- SHORT PROBLEM: Scan the entries below. List each line with "Primary".

- SUPPLIED RECORDS:

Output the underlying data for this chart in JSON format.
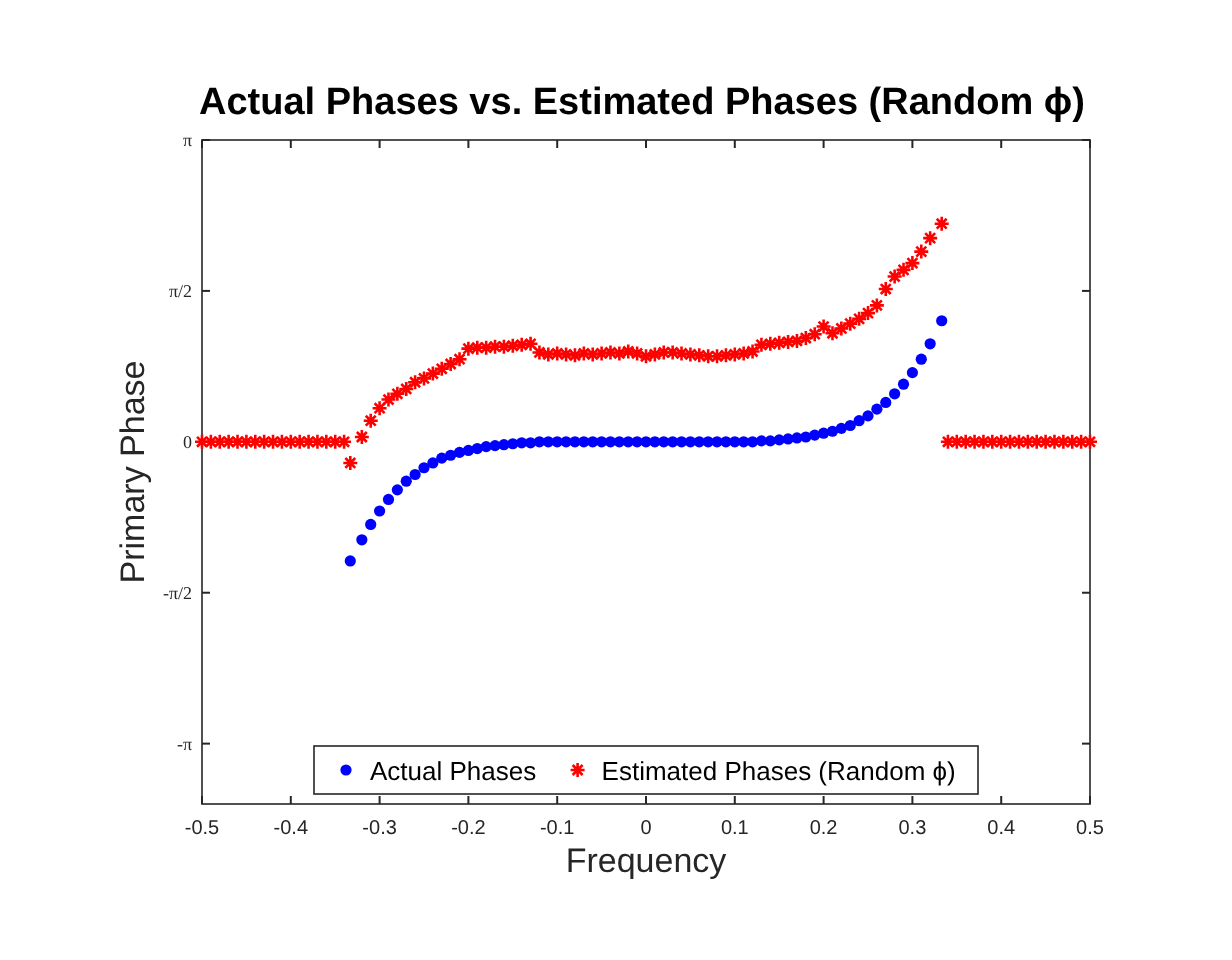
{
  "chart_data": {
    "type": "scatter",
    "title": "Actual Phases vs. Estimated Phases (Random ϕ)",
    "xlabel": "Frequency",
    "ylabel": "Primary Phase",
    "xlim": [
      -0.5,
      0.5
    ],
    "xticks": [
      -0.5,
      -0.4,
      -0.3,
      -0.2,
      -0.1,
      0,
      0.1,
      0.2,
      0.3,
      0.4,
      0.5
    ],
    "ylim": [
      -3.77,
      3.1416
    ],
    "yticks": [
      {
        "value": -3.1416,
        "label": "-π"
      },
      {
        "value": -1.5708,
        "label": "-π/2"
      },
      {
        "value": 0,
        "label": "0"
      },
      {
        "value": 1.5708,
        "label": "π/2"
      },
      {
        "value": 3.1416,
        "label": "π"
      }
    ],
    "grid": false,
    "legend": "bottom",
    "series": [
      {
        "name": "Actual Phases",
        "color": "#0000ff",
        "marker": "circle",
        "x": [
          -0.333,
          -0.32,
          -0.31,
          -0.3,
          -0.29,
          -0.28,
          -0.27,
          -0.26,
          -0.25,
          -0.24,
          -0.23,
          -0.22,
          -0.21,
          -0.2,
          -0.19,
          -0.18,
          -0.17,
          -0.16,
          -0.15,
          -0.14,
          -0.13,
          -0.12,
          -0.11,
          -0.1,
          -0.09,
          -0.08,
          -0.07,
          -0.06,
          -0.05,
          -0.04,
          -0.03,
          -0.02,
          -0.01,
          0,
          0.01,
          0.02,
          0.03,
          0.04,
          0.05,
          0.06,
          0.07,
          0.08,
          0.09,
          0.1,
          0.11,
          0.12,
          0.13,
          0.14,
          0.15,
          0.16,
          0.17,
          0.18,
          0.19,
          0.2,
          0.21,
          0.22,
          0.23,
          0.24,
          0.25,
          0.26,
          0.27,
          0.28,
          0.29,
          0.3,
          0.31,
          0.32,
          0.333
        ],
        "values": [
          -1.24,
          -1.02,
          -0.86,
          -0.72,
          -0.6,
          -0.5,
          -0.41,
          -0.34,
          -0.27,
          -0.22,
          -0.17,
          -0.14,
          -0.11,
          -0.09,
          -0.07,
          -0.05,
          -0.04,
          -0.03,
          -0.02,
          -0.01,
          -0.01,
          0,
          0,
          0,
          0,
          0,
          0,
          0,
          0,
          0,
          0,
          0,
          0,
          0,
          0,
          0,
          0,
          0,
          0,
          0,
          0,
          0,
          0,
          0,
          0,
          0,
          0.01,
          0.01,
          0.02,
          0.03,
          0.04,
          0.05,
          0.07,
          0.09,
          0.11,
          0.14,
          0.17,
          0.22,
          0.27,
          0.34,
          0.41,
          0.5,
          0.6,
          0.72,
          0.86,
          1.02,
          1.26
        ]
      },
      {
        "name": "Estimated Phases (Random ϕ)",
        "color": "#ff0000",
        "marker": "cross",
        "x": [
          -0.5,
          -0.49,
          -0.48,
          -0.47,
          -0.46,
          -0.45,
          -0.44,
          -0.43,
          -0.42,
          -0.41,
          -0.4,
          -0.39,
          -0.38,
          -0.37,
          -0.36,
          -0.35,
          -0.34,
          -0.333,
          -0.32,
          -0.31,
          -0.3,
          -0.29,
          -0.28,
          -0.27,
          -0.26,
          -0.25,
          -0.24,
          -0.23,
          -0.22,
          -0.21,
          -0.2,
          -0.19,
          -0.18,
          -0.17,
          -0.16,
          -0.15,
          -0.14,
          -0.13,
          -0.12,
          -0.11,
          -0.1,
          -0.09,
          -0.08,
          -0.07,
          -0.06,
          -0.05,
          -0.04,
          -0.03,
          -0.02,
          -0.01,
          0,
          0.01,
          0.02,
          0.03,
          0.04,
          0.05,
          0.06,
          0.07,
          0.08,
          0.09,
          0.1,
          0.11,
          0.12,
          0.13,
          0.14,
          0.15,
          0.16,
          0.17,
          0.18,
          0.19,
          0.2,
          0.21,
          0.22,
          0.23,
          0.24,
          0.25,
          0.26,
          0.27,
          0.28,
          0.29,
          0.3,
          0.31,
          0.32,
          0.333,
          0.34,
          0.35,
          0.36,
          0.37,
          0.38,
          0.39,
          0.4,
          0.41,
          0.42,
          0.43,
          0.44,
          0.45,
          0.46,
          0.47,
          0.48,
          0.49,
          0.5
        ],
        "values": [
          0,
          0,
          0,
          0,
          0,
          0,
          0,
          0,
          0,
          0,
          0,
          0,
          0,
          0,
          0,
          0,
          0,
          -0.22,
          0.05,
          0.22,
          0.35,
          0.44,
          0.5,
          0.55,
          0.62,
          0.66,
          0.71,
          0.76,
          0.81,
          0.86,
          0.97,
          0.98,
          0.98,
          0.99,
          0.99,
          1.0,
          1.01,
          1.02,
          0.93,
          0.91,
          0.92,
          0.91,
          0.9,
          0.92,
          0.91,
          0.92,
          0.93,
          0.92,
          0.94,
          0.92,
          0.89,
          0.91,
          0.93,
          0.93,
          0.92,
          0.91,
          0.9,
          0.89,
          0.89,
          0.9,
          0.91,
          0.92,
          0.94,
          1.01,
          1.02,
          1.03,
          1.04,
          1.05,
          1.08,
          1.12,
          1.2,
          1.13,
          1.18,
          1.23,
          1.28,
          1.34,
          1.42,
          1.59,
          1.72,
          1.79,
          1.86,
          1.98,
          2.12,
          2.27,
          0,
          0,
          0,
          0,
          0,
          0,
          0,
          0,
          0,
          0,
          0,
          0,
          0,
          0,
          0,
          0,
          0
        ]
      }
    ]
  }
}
==
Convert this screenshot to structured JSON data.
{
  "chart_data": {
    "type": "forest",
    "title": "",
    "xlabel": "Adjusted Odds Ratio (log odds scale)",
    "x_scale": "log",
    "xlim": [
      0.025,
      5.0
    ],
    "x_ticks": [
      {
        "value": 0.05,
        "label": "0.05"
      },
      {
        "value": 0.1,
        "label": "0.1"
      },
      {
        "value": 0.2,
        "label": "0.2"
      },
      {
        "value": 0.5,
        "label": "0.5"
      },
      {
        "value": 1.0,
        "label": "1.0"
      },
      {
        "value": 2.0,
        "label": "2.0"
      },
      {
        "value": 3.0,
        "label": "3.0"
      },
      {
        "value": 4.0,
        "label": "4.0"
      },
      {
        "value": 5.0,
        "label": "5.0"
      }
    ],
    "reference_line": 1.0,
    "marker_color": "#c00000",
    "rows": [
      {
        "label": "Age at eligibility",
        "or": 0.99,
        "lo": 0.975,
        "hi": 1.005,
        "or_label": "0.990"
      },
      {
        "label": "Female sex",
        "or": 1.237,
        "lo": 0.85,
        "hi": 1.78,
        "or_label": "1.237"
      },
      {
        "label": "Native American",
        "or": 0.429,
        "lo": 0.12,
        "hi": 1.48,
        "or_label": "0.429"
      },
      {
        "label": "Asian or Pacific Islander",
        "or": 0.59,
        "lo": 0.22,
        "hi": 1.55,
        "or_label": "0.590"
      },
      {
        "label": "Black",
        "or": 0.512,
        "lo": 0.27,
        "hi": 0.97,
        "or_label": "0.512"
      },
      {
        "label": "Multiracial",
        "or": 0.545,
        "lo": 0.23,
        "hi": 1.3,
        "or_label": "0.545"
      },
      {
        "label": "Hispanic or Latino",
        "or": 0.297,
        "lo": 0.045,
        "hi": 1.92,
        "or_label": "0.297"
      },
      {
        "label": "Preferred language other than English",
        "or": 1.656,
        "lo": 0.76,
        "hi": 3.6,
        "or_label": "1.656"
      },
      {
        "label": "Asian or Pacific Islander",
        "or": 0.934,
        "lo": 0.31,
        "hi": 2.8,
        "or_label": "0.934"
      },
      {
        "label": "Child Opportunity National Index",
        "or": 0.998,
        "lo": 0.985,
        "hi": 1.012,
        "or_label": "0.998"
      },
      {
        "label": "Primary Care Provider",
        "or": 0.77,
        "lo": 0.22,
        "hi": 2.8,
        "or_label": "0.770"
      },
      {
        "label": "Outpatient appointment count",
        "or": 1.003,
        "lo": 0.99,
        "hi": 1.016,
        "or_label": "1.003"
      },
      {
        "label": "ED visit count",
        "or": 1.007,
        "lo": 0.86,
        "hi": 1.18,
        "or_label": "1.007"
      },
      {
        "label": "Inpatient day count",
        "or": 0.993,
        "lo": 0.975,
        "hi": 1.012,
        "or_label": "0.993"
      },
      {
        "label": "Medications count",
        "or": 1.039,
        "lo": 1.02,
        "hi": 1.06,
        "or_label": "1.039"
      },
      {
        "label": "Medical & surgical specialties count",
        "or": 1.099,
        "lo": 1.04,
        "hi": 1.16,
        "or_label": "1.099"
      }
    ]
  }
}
---
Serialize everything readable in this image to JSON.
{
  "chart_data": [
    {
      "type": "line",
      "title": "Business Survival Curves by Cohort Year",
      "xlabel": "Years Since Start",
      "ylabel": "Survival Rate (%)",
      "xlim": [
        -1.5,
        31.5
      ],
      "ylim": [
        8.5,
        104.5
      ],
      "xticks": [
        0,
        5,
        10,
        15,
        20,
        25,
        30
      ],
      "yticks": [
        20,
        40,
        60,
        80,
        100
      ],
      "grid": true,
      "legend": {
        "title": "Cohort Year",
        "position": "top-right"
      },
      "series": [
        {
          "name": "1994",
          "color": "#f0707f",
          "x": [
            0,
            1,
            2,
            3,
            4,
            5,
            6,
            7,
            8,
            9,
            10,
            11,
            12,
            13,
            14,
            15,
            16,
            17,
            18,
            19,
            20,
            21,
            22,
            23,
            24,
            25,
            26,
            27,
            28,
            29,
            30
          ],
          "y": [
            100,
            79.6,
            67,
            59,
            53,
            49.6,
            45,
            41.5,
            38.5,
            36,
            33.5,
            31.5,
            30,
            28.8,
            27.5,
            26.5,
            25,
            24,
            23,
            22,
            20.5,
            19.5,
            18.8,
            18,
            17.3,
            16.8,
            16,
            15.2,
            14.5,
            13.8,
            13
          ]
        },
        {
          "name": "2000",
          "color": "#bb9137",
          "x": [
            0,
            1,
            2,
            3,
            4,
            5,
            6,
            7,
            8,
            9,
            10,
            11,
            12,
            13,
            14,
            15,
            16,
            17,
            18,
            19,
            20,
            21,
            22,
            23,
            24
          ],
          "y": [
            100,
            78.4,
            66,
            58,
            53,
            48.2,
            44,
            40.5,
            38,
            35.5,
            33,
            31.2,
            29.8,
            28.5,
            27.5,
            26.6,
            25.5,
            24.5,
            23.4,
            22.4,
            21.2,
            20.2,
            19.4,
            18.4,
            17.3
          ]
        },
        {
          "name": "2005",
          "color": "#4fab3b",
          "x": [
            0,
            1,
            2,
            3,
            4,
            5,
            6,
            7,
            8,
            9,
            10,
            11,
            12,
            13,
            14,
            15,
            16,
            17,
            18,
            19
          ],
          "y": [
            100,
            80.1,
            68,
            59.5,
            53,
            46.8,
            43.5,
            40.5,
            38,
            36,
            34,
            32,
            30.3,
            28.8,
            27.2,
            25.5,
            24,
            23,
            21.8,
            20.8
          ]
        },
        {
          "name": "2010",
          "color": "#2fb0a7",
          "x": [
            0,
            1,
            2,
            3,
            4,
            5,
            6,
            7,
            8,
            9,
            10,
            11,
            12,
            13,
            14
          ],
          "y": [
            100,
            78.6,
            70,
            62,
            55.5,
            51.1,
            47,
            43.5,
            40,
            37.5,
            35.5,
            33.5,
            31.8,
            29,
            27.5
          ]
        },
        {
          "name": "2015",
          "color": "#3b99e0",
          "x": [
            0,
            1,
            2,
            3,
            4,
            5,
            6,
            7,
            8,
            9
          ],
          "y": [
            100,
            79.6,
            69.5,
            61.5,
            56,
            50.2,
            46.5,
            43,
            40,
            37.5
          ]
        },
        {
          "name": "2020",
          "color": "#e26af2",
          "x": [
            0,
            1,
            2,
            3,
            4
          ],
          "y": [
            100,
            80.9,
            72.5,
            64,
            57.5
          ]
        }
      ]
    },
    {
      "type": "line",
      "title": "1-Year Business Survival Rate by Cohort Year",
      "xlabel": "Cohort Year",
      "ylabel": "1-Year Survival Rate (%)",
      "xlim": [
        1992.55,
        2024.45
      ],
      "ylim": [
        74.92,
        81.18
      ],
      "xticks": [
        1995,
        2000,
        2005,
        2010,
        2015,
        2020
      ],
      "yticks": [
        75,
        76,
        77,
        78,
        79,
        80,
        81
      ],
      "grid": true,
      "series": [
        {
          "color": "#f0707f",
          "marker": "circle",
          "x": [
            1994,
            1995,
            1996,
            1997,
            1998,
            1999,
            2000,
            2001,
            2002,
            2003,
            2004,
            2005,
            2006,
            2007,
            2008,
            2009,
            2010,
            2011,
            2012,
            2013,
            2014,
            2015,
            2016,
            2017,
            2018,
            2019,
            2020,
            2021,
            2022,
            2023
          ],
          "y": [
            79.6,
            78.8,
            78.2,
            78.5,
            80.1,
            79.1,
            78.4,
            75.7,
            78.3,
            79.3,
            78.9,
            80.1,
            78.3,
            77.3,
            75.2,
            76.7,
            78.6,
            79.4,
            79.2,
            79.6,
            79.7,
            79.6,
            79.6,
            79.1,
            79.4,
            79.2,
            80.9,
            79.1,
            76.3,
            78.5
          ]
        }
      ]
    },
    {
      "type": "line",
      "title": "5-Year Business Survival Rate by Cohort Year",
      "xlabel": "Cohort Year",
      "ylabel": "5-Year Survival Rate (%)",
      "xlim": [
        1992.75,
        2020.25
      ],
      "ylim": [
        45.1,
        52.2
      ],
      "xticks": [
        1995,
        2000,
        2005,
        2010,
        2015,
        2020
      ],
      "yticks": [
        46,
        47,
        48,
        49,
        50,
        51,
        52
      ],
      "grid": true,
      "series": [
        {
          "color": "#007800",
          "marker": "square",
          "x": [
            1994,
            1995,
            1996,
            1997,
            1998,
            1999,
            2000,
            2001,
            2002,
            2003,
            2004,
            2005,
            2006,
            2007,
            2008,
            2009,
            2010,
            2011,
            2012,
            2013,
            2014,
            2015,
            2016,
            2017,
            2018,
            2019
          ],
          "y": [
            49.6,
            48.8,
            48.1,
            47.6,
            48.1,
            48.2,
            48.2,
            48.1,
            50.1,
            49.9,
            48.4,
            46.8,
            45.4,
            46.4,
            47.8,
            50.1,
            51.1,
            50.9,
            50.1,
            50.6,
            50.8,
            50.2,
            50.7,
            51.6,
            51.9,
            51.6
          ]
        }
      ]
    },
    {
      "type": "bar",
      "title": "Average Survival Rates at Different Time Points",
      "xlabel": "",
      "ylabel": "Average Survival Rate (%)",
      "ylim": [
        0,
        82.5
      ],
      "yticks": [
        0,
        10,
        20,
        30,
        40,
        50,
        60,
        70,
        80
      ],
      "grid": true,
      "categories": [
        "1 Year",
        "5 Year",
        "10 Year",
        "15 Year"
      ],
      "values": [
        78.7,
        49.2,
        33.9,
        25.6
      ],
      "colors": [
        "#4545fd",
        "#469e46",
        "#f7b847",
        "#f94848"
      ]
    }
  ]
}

- EXERCISE OUTPUT:
    "ylabel": "Primary Phase",
        "label": "Primary Care Provider",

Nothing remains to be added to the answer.